::: TEXT SHOWN

Databricks Community

Aashita · ‎08-08-2023

In this blog, I would like to introduce to you the Databricks lakehouse platform and explain concepts like batch processing, streaming, apache spark at a high level and how it all ties together with structured streaming.

Table of Contents

What is Databricks?
What is Batch Processing?
What is Streaming?
What is Apache Spark?
What is Spark Structured Streaming?
Study Guide

What is Databricks?

Databricks Lakehouse platform is a unique amalgamation of the tools needed to build a Data driven organization. Let’s consider three personas in a typical organization-

Data Engineer: makes sure that the data makes it’s way from the source to destination that transforms itself along the way. A DE makes sure the data is structured and cleansed in such a way that it is ready to be consumed by the Analysts and Scientists to build Analytics and Models to produce insights.
Data Analyst: makes sure that the structured data is used to produce valuable insights for the team. A DA slices and dices the structured data according to their needs so that they can view the data from different perspectives.
Data Scientist: makes sure that the structured data is used to produce Machine Learning models that helps companies make better business decisions and scale according to the need.

As you can see how an organization depends on the above personas to create a robust pipeline of success. It’s difficult to find one tool that can satisfy all the needs. That’s where Databricks comes into the picture. This platform is designed to fulfill all the data needs ranging from Engineering to Analytics to Model Building in one single platform.

Screenshot 2023-07-28 at 2.20.11 PM.png

Source: Databricks Docs

So.. Databricks is an all in one platform that can handle your data needs from building, deploying, sharing, and maintaining data solutions at scale and that also means it’s a single platform for your entire data team to collaborate. Databricks sits on top of your existing cloud whether that is AWS, Azure and GCP or even a multi-cloud combination of these 3 clouds.

One major component of the Platform that I would like to discuss in this post is Streaming. But before that, let’s discuss batch processing.

What is Batch Processing?

Batch Processing is a process of running repetitive, high volume data jobs in a group on an ad-hoc or scheduled basis. Simply put, it is the process of collecting, storing and transforming the data at regular intervals. A common scenario is a data warehousing ETL job that runs once every night that extracts the data from the source application, applies transformational logic to it and stores it inside the destination warehouse. In this scenario, there is a 24-hour interval between two consecutive job runs and that also means there is a one day latency between our data warehouse and the source application.

Example of Batch Processing:

Let’s look at a concrete example for Batch processing. Let’s say we have 3 grocery stores owned by one retailer say Whole Foods. Whole foods keeps track of the overall revenue across all 3 stores. But instead of processing every purchase in real-time, Whole Foods processes each store’s daily revenue at the end of day in batches.

Screenshot 2023-07-28 at 2.20.57 PM.png

Batch Processing

When to use Batch Processing?

::::::
::: EXTRACTED RECORDS

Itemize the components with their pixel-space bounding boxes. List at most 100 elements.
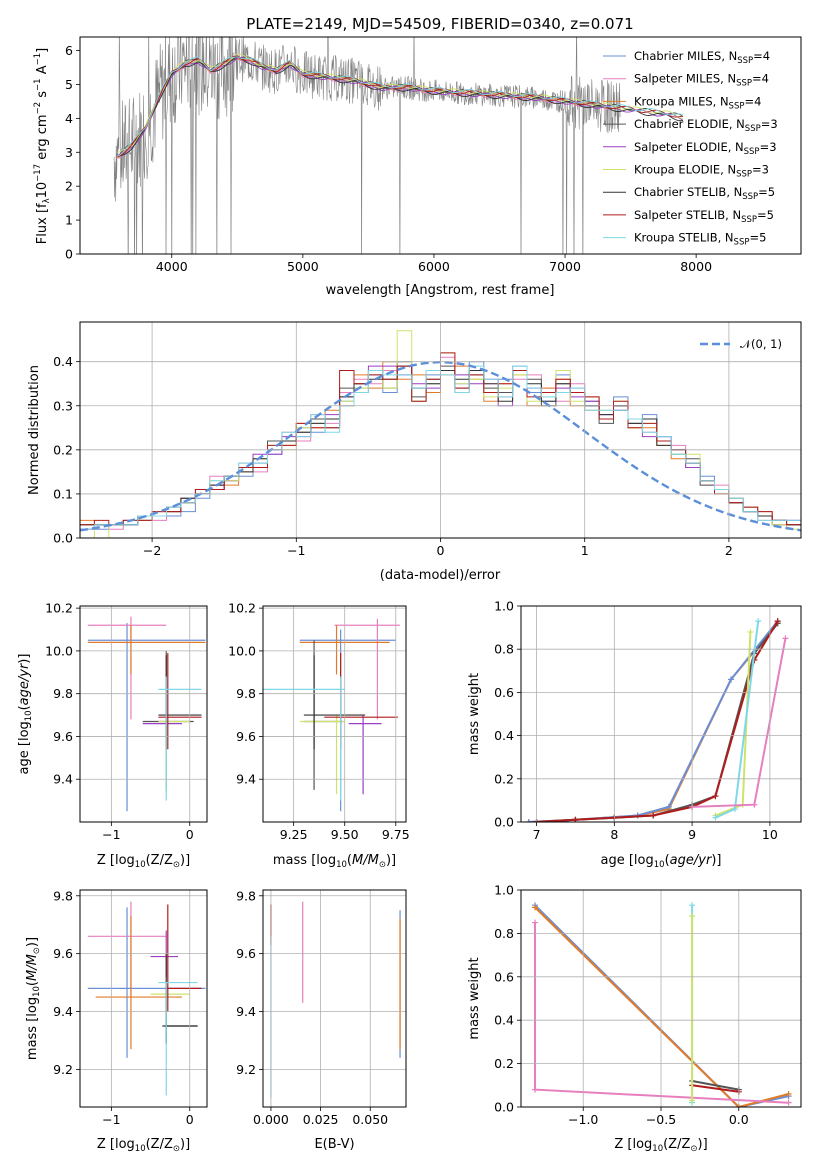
residual-xtick-label: −1 — [287, 543, 305, 558]
age-mass-axes: 9.25 9.50 9.75 9.4 9.6 9.8 10.0 10.2 — [228, 601, 410, 842]
spectrum-frame — [79, 36, 802, 255]
spectrum-ytick-label: 1 — [65, 213, 73, 228]
weight-age-axes-point — [728, 676, 734, 683]
spectrum-ytick-label: 5 — [65, 77, 73, 92]
spectrum-legend-entry: Chabrier ELODIE, NSSP=3 — [634, 117, 778, 134]
mass-z-axes-plot — [87, 901, 206, 1096]
residual-frame — [79, 321, 802, 539]
mass-ebv-axes-xtick-label: 0.050 — [352, 1112, 388, 1127]
weight-age-axes-ytick-label: 0.6 — [494, 685, 514, 700]
weight-z-axes-series-line — [691, 1080, 739, 1091]
spectrum-legend-entry: Kroupa MILES, NSSP=4 — [634, 94, 761, 111]
age-z-axes-plot — [87, 616, 206, 812]
age-mass-axes-frame — [262, 605, 407, 823]
age-z-axes-xtick-label: −1 — [102, 827, 120, 842]
spectrum-ytick-label: 2 — [65, 179, 73, 194]
mass-ebv-axes-ytick-label: 9.8 — [236, 888, 256, 903]
mass-z-axes-xtick-label: 0 — [186, 1112, 194, 1127]
residual-xtick-label: 0 — [437, 543, 445, 558]
weight-z-axes: −1.0 −0.5 0.0 0.0 0.2 0.4 0.6 0.8 1.0 — [494, 883, 802, 1127]
weight-z-axes-point — [785, 1099, 792, 1106]
age-mass-axes-xlabel: mass [log10​(M/M⊙​)] — [273, 853, 396, 870]
weight-age-axes-ytick-label: 1.0 — [494, 599, 514, 614]
weight-z-axes-xtick-label: −1.0 — [568, 1112, 598, 1127]
weight-z-axes-series-line — [534, 904, 789, 1107]
weight-age-axes-point — [665, 803, 672, 810]
weight-age-axes-series-line — [536, 622, 779, 822]
spectrum-ytick-label: 4 — [65, 111, 73, 126]
weight-z-axes-point — [532, 1086, 538, 1093]
weight-z-axes-ytick-label: 0.2 — [494, 1056, 514, 1071]
age-z-axes-ytick-label: 9.4 — [53, 772, 73, 787]
weight-age-axes-point — [525, 819, 532, 822]
weight-z-axes-series-line — [534, 906, 789, 1107]
weight-age-axes-ylabel: mass weight — [467, 673, 482, 755]
residual-xlabel: (data-model)/error — [380, 568, 501, 583]
mass-ebv-axes-ytick-label: 9.4 — [236, 1004, 256, 1019]
weight-z-axes-point — [785, 1090, 792, 1097]
weight-age-axes: 7 8 9 10 0.0 0.2 0.4 0.6 0.8 1.0 — [494, 599, 802, 842]
weight-z-axes-point — [532, 904, 538, 911]
residual-ytick-label: 0.4 — [53, 354, 73, 369]
weight-age-axes-ytick-label: 0.8 — [494, 642, 514, 657]
weight-age-axes-ytick-label: 0.0 — [494, 815, 514, 830]
age-z-axes: −1 0 9.4 9.6 9.8 10.0 10.2 — [45, 601, 208, 842]
weight-age-axes-point — [712, 814, 719, 821]
spectrum-legend-entry: Kroupa ELODIE, NSSP=3 — [634, 163, 769, 180]
gaussian-legend-label: 𝒩(0, 1) — [740, 337, 782, 351]
weight-age-axes-point — [731, 806, 738, 813]
age-z-axes-ytick-label: 10.2 — [45, 601, 73, 616]
weight-age-axes-ytick-label: 0.4 — [494, 728, 514, 743]
weight-z-axes-point — [689, 1097, 696, 1104]
weight-age-axes-xlabel: age [log10​(age/yr)] — [601, 853, 722, 870]
weight-z-axes-point — [689, 913, 696, 920]
age-z-axes-xlabel: Z [log10​(Z/Z⊙​)] — [97, 853, 190, 870]
age-mass-axes-ytick-label: 9.6 — [236, 729, 256, 744]
age-z-axes-ytick-label: 9.6 — [53, 729, 73, 744]
weight-z-axes-xtick-label: 0.0 — [729, 1112, 749, 1127]
weight-age-axes-series-line — [528, 620, 779, 822]
weight-z-axes-ytick-label: 0.0 — [494, 1100, 514, 1115]
weight-age-axes-point — [751, 801, 758, 808]
spectrum-xtick-label: 4000 — [156, 259, 188, 274]
weight-z-axes-xtick-label: −0.5 — [646, 1112, 676, 1127]
spectrum-axes: 4000 5000 6000 7000 8000 0 1 2 3 4 5 6 — [65, 36, 802, 274]
weight-z-axes-ytick-label: 0.4 — [494, 1013, 514, 1028]
mass-z-axes: −1 0 9.2 9.4 9.6 9.8 — [53, 888, 208, 1127]
weight-z-axes-ylabel: mass weight — [467, 957, 482, 1039]
weight-z-axes-series-line — [691, 1084, 739, 1093]
age-mass-axes-ytick-label: 10.0 — [228, 643, 256, 658]
mass-ebv-axes: 0.000 0.025 0.050 9.2 9.4 9.6 9.8 — [236, 888, 407, 1127]
residual-ytick-label: 0.2 — [53, 442, 73, 457]
spectrum-data-line — [113, 37, 621, 254]
age-mass-axes-xtick-label: 9.75 — [382, 827, 410, 842]
spectrum-legend-entry: Kroupa STELIB, NSSP=5 — [634, 231, 766, 248]
age-z-axes-ylabel: age [log10​(age/yr)] — [17, 654, 34, 775]
spectrum-ytick-label: 0 — [65, 247, 73, 262]
spectrum-ylabel: Flux [fλ​10−17​ erg cm−2​ s−1​ A−1​] — [33, 48, 52, 244]
weight-age-axes-point — [747, 628, 754, 635]
weight-age-axes-ytick-label: 0.2 — [494, 771, 514, 786]
residual-xtick-label: 2 — [725, 543, 733, 558]
mass-z-axes-frame — [79, 889, 208, 1108]
mass-ebv-axes-xtick-label: 0.025 — [303, 1112, 339, 1127]
mass-ebv-axes-ytick-label: 9.6 — [236, 946, 256, 961]
residual-ytick-label: 0.0 — [53, 531, 73, 546]
mass-z-axes-ytick-label: 9.6 — [53, 946, 73, 961]
age-mass-axes-plot — [263, 618, 400, 812]
residual-ylabel: Normed distribution — [27, 365, 42, 495]
mass-z-axes-xlabel: Z [log10​(Z/Z⊙​)] — [97, 1137, 190, 1154]
mass-z-axes-ytick-label: 9.2 — [53, 1062, 73, 1077]
age-z-axes-ytick-label: 10.0 — [45, 643, 73, 658]
spectrum-xtick-label: 5000 — [287, 259, 319, 274]
age-z-axes-xtick-label: 0 — [186, 827, 194, 842]
mass-z-axes-ylabel: mass [log10​(M/M⊙​)] — [25, 937, 42, 1060]
spectrum-legend-entry: Chabrier STELIB, NSSP=5 — [634, 185, 775, 202]
weight-age-axes-point — [782, 635, 789, 642]
weight-age-axes-series-line — [536, 620, 779, 822]
weight-z-axes-ytick-label: 0.8 — [494, 926, 514, 941]
spectrum-xtick-label: 7000 — [549, 259, 581, 274]
weight-z-axes-ytick-label: 1.0 — [494, 883, 514, 898]
mass-z-axes-ytick-label: 9.4 — [53, 1004, 73, 1019]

::::::

PROBLEMS TO WORK ON »
1 – From the Databricks blog post, extract the passage from "Data Scientist: makes" up to and including "one single platform.".
2 – According to the Databricks blog post, why does the nightly data warehousing ETL job leave a one-day latency between the data warehouse and the source application? Answer in one to three sentences.

EXERCISE SOLUTIONS »
1 –
Data Scientist: makes sure that the structured data is used to produce Machine Learning models that helps companies make better business decisions and scale according to the need.

As you can see how an organization depends on the above personas to create a robust pipeline of success. It’s difficult to find one tool that can satisfy all the needs. That’s where Databricks comes into the picture. This platform is designed to fulfill all the data needs ranging from Engineering to Analytics to Model Building in one single platform.

2 – The ETL job runs only once every night, so there is a 24-hour interval between two consecutive runs. As a result, the data warehouse lags one day behind the source application.